• **Data rows**
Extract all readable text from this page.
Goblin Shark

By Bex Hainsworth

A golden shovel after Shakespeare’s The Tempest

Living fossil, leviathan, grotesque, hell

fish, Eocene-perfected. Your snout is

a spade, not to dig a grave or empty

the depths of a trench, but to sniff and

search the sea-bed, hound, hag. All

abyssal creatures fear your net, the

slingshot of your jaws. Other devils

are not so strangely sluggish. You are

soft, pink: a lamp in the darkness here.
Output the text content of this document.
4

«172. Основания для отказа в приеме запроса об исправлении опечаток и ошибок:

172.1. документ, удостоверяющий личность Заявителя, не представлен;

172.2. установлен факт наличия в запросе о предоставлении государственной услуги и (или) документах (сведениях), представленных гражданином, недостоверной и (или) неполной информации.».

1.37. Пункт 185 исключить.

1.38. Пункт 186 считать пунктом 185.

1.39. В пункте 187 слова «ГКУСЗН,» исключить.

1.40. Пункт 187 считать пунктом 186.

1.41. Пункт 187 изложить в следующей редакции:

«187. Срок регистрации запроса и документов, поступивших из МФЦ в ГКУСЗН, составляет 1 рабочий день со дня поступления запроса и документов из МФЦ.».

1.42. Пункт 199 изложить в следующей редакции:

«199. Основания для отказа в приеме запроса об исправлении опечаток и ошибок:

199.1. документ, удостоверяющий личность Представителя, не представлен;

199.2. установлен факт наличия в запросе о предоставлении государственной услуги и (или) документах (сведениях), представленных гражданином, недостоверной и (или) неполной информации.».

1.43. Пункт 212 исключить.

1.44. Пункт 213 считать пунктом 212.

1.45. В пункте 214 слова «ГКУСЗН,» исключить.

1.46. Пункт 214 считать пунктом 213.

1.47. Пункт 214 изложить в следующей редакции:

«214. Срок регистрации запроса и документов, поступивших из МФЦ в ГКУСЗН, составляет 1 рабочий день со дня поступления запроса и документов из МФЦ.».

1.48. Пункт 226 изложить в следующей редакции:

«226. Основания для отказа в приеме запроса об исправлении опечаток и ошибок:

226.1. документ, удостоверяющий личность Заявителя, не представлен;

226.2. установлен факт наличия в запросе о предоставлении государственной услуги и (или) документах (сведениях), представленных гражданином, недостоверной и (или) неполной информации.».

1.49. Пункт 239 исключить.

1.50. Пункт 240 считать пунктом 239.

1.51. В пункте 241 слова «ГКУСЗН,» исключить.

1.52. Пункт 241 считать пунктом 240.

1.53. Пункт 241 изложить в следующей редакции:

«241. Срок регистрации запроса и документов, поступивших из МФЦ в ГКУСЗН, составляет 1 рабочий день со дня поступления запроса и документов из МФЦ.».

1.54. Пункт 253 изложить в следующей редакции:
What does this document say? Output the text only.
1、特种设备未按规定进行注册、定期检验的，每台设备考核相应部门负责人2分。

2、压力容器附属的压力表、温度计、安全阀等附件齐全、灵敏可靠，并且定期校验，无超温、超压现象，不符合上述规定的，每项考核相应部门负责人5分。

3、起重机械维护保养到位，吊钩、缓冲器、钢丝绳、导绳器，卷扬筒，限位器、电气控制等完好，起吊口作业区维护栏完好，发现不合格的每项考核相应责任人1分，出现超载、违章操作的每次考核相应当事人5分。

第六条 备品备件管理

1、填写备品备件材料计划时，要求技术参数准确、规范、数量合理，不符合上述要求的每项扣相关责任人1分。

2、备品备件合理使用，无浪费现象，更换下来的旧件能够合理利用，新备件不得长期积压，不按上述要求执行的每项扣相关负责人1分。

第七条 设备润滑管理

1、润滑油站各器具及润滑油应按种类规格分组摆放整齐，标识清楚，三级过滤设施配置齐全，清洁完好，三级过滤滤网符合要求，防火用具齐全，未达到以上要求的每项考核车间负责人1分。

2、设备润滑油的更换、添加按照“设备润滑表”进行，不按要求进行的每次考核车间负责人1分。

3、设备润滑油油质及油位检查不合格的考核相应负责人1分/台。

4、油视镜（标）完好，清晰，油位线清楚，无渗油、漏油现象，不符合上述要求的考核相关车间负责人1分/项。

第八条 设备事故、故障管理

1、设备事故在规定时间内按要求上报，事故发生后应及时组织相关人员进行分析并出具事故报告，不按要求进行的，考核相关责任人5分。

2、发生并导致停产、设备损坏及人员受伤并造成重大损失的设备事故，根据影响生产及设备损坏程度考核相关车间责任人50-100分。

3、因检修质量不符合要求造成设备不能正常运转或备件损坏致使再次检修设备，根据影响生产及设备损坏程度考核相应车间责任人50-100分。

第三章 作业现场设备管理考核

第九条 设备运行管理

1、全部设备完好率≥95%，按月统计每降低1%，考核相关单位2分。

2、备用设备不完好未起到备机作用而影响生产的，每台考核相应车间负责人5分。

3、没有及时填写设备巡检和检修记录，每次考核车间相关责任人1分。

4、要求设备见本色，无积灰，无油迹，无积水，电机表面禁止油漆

• **Exercise task**
Nothing in the data may differ; print all of it exactly as written.

• **Solved exercise**
Extract all readable text from this page.
Goblin Shark

By Bex Hainsworth

A golden shovel after Shakespeare’s The Tempest

Living fossil, leviathan, grotesque, hell

fish, Eocene-perfected. Your snout is

a spade, not to dig a grave or empty

the depths of a trench, but to sniff and

search the sea-bed, hound, hag. All

abyssal creatures fear your net, the

slingshot of your jaws. Other devils

are not so strangely sluggish. You are

soft, pink: a lamp in the darkness here.
Output the text content of this document.
4

«172. Основания для отказа в приеме запроса об исправлении опечаток и ошибок:

172.1. документ, удостоверяющий личность Заявителя, не представлен;

172.2. установлен факт наличия в запросе о предоставлении государственной услуги и (или) документах (сведениях), представленных гражданином, недостоверной и (или) неполной информации.».

1.37. Пункт 185 исключить.

1.38. Пункт 186 считать пунктом 185.

1.39. В пункте 187 слова «ГКУСЗН,» исключить.

1.40. Пункт 187 считать пунктом 186.

1.41. Пункт 187 изложить в следующей редакции:

«187. Срок регистрации запроса и документов, поступивших из МФЦ в ГКУСЗН, составляет 1 рабочий день со дня поступления запроса и документов из МФЦ.».

1.42. Пункт 199 изложить в следующей редакции:

«199. Основания для отказа в приеме запроса об исправлении опечаток и ошибок:

199.1. документ, удостоверяющий личность Представителя, не представлен;

199.2. установлен факт наличия в запросе о предоставлении государственной услуги и (или) документах (сведениях), представленных гражданином, недостоверной и (или) неполной информации.».

1.43. Пункт 212 исключить.

1.44. Пункт 213 считать пунктом 212.

1.45. В пункте 214 слова «ГКУСЗН,» исключить.

1.46. Пункт 214 считать пунктом 213.

1.47. Пункт 214 изложить в следующей редакции:

«214. Срок регистрации запроса и документов, поступивших из МФЦ в ГКУСЗН, составляет 1 рабочий день со дня поступления запроса и документов из МФЦ.».

1.48. Пункт 226 изложить в следующей редакции:

«226. Основания для отказа в приеме запроса об исправлении опечаток и ошибок:

226.1. документ, удостоверяющий личность Заявителя, не представлен;

226.2. установлен факт наличия в запросе о предоставлении государственной услуги и (или) документах (сведениях), представленных гражданином, недостоверной и (или) неполной информации.».

1.49. Пункт 239 исключить.

1.50. Пункт 240 считать пунктом 239.

1.51. В пункте 241 слова «ГКУСЗН,» исключить.

1.52. Пункт 241 считать пунктом 240.

1.53. Пункт 241 изложить в следующей редакции:

«241. Срок регистрации запроса и документов, поступивших из МФЦ в ГКУСЗН, составляет 1 рабочий день со дня поступления запроса и документов из МФЦ.».

1.54. Пункт 253 изложить в следующей редакции:
What does this document say? Output the text only.
1、特种设备未按规定进行注册、定期检验的，每台设备考核相应部门负责人2分。

2、压力容器附属的压力表、温度计、安全阀等附件齐全、灵敏可靠，并且定期校验，无超温、超压现象，不符合上述规定的，每项考核相应部门负责人5分。

3、起重机械维护保养到位，吊钩、缓冲器、钢丝绳、导绳器，卷扬筒，限位器、电气控制等完好，起吊口作业区维护栏完好，发现不合格的每项考核相应责任人1分，出现超载、违章操作的每次考核相应当事人5分。

第六条 备品备件管理

1、填写备品备件材料计划时，要求技术参数准确、规范、数量合理，不符合上述要求的每项扣相关责任人1分。

2、备品备件合理使用，无浪费现象，更换下来的旧件能够合理利用，新备件不得长期积压，不按上述要求执行的每项扣相关负责人1分。

第七条 设备润滑管理

1、润滑油站各器具及润滑油应按种类规格分组摆放整齐，标识清楚，三级过滤设施配置齐全，清洁完好，三级过滤滤网符合要求，防火用具齐全，未达到以上要求的每项考核车间负责人1分。

2、设备润滑油的更换、添加按照“设备润滑表”进行，不按要求进行的每次考核车间负责人1分。

3、设备润滑油油质及油位检查不合格的考核相应负责人1分/台。

4、油视镜（标）完好，清晰，油位线清楚，无渗油、漏油现象，不符合上述要求的考核相关车间负责人1分/项。

第八条 设备事故、故障管理

1、设备事故在规定时间内按要求上报，事故发生后应及时组织相关人员进行分析并出具事故报告，不按要求进行的，考核相关责任人5分。

2、发生并导致停产、设备损坏及人员受伤并造成重大损失的设备事故，根据影响生产及设备损坏程度考核相关车间责任人50-100分。

3、因检修质量不符合要求造成设备不能正常运转或备件损坏致使再次检修设备，根据影响生产及设备损坏程度考核相应车间责任人50-100分。

第三章 作业现场设备管理考核

第九条 设备运行管理

1、全部设备完好率≥95%，按月统计每降低1%，考核相关单位2分。

2、备用设备不完好未起到备机作用而影响生产的，每台考核相应车间负责人5分。

3、没有及时填写设备巡检和检修记录，每次考核车间相关责任人1分。

4、要求设备见本色，无积灰，无油迹，无积水，电机表面禁止油漆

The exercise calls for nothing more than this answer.